- RECORDS PROVIDED:

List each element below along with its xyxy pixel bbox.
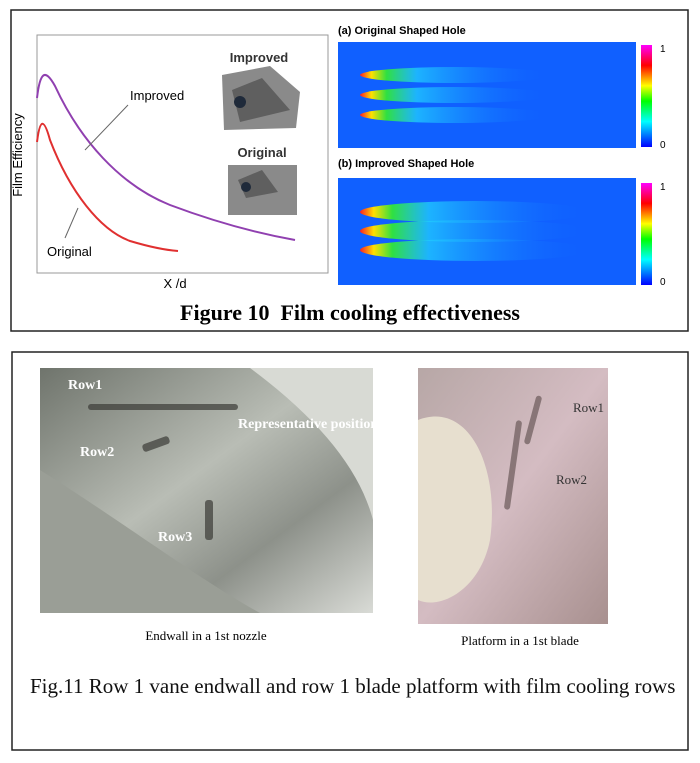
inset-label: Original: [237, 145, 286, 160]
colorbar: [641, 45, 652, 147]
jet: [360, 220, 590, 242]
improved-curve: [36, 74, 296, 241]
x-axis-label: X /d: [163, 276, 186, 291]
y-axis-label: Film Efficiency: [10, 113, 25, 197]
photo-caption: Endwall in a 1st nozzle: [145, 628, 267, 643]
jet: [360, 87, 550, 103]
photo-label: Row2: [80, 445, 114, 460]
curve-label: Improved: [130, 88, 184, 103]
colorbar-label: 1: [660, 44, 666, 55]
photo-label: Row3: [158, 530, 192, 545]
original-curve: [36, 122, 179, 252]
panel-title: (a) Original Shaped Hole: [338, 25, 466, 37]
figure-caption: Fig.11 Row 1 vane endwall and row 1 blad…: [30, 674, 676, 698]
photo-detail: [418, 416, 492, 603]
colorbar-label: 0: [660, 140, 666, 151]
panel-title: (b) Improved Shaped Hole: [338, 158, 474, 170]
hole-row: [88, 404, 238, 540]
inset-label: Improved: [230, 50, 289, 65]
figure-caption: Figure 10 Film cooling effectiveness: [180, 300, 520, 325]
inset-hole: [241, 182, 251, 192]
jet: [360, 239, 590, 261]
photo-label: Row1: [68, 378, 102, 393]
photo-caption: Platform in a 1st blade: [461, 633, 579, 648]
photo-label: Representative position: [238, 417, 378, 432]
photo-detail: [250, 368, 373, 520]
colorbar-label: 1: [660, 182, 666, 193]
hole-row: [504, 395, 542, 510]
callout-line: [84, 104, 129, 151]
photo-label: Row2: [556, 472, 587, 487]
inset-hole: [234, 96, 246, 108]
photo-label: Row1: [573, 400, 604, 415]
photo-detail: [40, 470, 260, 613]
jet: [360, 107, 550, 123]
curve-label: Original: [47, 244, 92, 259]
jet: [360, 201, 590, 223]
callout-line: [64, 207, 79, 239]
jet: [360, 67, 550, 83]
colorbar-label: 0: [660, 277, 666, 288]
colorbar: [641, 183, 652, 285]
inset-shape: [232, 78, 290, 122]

- WHAT THE EXERCISE ASKS: Pick out every line of the data above that contains the string "caption". Matching is case-sensitive.

- TASK RESPONSE:
photo-caption: Endwall in a 1st nozzle: [145, 628, 267, 643]
figure-caption: Fig.11 Row 1 vane endwall and row 1 blad…: [30, 674, 676, 698]
figure-caption: Figure 10 Film cooling effectiveness: [180, 300, 520, 325]
photo-caption: Platform in a 1st blade: [461, 633, 579, 648]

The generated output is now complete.